-- Provided data start --

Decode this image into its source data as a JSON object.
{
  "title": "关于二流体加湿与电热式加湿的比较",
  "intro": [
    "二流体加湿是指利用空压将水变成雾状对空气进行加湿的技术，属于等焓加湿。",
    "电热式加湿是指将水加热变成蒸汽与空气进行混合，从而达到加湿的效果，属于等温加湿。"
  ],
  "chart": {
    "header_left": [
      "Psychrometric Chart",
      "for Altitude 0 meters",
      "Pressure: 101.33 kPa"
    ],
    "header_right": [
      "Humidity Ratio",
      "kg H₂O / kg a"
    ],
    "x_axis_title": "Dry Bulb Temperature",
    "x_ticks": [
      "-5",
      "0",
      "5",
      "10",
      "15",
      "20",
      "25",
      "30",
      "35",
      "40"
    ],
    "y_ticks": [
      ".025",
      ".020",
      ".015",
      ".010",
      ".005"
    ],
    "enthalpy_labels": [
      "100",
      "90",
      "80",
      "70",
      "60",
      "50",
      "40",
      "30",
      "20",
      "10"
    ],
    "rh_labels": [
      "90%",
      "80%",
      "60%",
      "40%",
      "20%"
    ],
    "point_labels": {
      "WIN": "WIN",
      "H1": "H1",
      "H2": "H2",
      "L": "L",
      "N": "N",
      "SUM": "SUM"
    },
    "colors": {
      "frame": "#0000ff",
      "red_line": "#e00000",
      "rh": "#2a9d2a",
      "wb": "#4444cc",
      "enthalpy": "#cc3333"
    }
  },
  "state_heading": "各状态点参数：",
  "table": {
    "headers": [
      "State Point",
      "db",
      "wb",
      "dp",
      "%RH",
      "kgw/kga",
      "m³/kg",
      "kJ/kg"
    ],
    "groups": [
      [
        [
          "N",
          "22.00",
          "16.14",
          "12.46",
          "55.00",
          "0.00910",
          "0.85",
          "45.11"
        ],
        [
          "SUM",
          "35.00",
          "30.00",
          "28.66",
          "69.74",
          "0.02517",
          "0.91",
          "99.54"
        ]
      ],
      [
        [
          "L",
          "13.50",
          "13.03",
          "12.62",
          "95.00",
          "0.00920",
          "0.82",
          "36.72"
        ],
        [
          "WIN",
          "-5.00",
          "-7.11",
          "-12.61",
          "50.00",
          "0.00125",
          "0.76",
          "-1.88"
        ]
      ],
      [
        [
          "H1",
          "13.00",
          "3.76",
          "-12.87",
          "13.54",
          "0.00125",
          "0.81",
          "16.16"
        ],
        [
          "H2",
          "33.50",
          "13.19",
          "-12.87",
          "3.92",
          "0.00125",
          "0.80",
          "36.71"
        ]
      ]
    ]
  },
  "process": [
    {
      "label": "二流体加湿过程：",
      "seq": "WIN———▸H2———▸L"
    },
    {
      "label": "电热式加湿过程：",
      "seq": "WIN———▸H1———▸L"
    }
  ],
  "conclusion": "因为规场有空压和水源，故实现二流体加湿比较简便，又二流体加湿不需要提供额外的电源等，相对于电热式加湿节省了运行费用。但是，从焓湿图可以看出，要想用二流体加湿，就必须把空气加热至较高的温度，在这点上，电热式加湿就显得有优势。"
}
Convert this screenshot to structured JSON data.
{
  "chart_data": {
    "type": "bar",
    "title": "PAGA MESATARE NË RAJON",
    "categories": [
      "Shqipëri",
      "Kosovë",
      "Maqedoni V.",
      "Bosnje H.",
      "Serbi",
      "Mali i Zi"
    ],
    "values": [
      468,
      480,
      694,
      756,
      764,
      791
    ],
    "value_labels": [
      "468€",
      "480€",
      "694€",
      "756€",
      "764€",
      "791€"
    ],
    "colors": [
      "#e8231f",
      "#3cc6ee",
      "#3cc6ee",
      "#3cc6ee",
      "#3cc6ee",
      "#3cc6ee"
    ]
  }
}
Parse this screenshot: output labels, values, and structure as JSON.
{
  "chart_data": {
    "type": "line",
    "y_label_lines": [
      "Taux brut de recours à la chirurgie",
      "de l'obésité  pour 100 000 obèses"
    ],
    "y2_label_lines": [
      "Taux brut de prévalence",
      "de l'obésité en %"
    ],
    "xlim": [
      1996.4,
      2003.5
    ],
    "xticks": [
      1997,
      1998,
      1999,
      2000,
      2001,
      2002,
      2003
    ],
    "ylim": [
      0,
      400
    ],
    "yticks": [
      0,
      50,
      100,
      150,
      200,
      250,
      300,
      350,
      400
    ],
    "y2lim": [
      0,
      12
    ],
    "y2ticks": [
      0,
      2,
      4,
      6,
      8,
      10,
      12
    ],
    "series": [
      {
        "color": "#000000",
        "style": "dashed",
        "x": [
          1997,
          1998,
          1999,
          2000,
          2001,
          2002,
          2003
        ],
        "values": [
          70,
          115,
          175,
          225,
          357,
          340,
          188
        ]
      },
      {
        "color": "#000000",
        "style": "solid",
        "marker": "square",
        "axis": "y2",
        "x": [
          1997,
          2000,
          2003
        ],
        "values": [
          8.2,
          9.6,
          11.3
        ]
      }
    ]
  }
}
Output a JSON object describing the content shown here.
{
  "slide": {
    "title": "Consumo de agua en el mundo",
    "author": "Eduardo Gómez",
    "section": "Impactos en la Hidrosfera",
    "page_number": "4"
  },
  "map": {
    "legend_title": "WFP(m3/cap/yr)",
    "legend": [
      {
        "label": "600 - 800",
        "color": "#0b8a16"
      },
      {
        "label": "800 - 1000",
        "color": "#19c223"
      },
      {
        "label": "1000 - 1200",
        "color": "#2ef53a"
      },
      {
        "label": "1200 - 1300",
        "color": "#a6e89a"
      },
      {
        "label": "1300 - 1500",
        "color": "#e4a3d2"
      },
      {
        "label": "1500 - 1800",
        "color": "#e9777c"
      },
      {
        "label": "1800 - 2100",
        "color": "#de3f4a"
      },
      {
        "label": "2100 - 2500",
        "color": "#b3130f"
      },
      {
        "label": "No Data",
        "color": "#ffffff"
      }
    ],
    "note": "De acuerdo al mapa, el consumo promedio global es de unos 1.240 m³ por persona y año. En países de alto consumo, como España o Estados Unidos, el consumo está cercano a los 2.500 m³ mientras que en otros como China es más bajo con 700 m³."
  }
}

-- Provided data end --

## Do this
Using the data above, return each line exactly as written.

## Full output
Decode this image into its source data as a JSON object.
{
  "title": "关于二流体加湿与电热式加湿的比较",
  "intro": [
    "二流体加湿是指利用空压将水变成雾状对空气进行加湿的技术，属于等焓加湿。",
    "电热式加湿是指将水加热变成蒸汽与空气进行混合，从而达到加湿的效果，属于等温加湿。"
  ],
  "chart": {
    "header_left": [
      "Psychrometric Chart",
      "for Altitude 0 meters",
      "Pressure: 101.33 kPa"
    ],
    "header_right": [
      "Humidity Ratio",
      "kg H₂O / kg a"
    ],
    "x_axis_title": "Dry Bulb Temperature",
    "x_ticks": [
      "-5",
      "0",
      "5",
      "10",
      "15",
      "20",
      "25",
      "30",
      "35",
      "40"
    ],
    "y_ticks": [
      ".025",
      ".020",
      ".015",
      ".010",
      ".005"
    ],
    "enthalpy_labels": [
      "100",
      "90",
      "80",
      "70",
      "60",
      "50",
      "40",
      "30",
      "20",
      "10"
    ],
    "rh_labels": [
      "90%",
      "80%",
      "60%",
      "40%",
      "20%"
    ],
    "point_labels": {
      "WIN": "WIN",
      "H1": "H1",
      "H2": "H2",
      "L": "L",
      "N": "N",
      "SUM": "SUM"
    },
    "colors": {
      "frame": "#0000ff",
      "red_line": "#e00000",
      "rh": "#2a9d2a",
      "wb": "#4444cc",
      "enthalpy": "#cc3333"
    }
  },
  "state_heading": "各状态点参数：",
  "table": {
    "headers": [
      "State Point",
      "db",
      "wb",
      "dp",
      "%RH",
      "kgw/kga",
      "m³/kg",
      "kJ/kg"
    ],
    "groups": [
      [
        [
          "N",
          "22.00",
          "16.14",
          "12.46",
          "55.00",
          "0.00910",
          "0.85",
          "45.11"
        ],
        [
          "SUM",
          "35.00",
          "30.00",
          "28.66",
          "69.74",
          "0.02517",
          "0.91",
          "99.54"
        ]
      ],
      [
        [
          "L",
          "13.50",
          "13.03",
          "12.62",
          "95.00",
          "0.00920",
          "0.82",
          "36.72"
        ],
        [
          "WIN",
          "-5.00",
          "-7.11",
          "-12.61",
          "50.00",
          "0.00125",
          "0.76",
          "-1.88"
        ]
      ],
      [
        [
          "H1",
          "13.00",
          "3.76",
          "-12.87",
          "13.54",
          "0.00125",
          "0.81",
          "16.16"
        ],
        [
          "H2",
          "33.50",
          "13.19",
          "-12.87",
          "3.92",
          "0.00125",
          "0.80",
          "36.71"
        ]
      ]
    ]
  },
  "process": [
    {
      "label": "二流体加湿过程：",
      "seq": "WIN———▸H2———▸L"
    },
    {
      "label": "电热式加湿过程：",
      "seq": "WIN———▸H1———▸L"
    }
  ],
  "conclusion": "因为规场有空压和水源，故实现二流体加湿比较简便，又二流体加湿不需要提供额外的电源等，相对于电热式加湿节省了运行费用。但是，从焓湿图可以看出，要想用二流体加湿，就必须把空气加热至较高的温度，在这点上，电热式加湿就显得有优势。"
}
Convert this screenshot to structured JSON data.
{
  "chart_data": {
    "type": "bar",
    "title": "PAGA MESATARE NË RAJON",
    "categories": [
      "Shqipëri",
      "Kosovë",
      "Maqedoni V.",
      "Bosnje H.",
      "Serbi",
      "Mali i Zi"
    ],
    "values": [
      468,
      480,
      694,
      756,
      764,
      791
    ],
    "value_labels": [
      "468€",
      "480€",
      "694€",
      "756€",
      "764€",
      "791€"
    ],
    "colors": [
      "#e8231f",
      "#3cc6ee",
      "#3cc6ee",
      "#3cc6ee",
      "#3cc6ee",
      "#3cc6ee"
    ]
  }
}
Parse this screenshot: output labels, values, and structure as JSON.
{
  "chart_data": {
    "type": "line",
    "y_label_lines": [
      "Taux brut de recours à la chirurgie",
      "de l'obésité  pour 100 000 obèses"
    ],
    "y2_label_lines": [
      "Taux brut de prévalence",
      "de l'obésité en %"
    ],
    "xlim": [
      1996.4,
      2003.5
    ],
    "xticks": [
      1997,
      1998,
      1999,
      2000,
      2001,
      2002,
      2003
    ],
    "ylim": [
      0,
      400
    ],
    "yticks": [
      0,
      50,
      100,
      150,
      200,
      250,
      300,
      350,
      400
    ],
    "y2lim": [
      0,
      12
    ],
    "y2ticks": [
      0,
      2,
      4,
      6,
      8,
      10,
      12
    ],
    "series": [
      {
        "color": "#000000",
        "style": "dashed",
        "x": [
          1997,
          1998,
          1999,
          2000,
          2001,
          2002,
          2003
        ],
        "values": [
          70,
          115,
          175,
          225,
          357,
          340,
          188
        ]
      },
      {
        "color": "#000000",
        "style": "solid",
        "marker": "square",
        "axis": "y2",
        "x": [
          1997,
          2000,
          2003
        ],
        "values": [
          8.2,
          9.6,
          11.3
        ]
      }
    ]
  }
}
Output a JSON object describing the content shown here.
{
  "slide": {
    "title": "Consumo de agua en el mundo",
    "author": "Eduardo Gómez",
    "section": "Impactos en la Hidrosfera",
    "page_number": "4"
  },
  "map": {
    "legend_title": "WFP(m3/cap/yr)",
    "legend": [
      {
        "label": "600 - 800",
        "color": "#0b8a16"
      },
      {
        "label": "800 - 1000",
        "color": "#19c223"
      },
      {
        "label": "1000 - 1200",
        "color": "#2ef53a"
      },
      {
        "label": "1200 - 1300",
        "color": "#a6e89a"
      },
      {
        "label": "1300 - 1500",
        "color": "#e4a3d2"
      },
      {
        "label": "1500 - 1800",
        "color": "#e9777c"
      },
      {
        "label": "1800 - 2100",
        "color": "#de3f4a"
      },
      {
        "label": "2100 - 2500",
        "color": "#b3130f"
      },
      {
        "label": "No Data",
        "color": "#ffffff"
      }
    ],
    "note": "De acuerdo al mapa, el consumo promedio global es de unos 1.240 m³ por persona y año. En países de alto consumo, como España o Estados Unidos, el consumo está cercano a los 2.500 m³ mientras que en otros como China es más bajo con 700 m³."
  }
}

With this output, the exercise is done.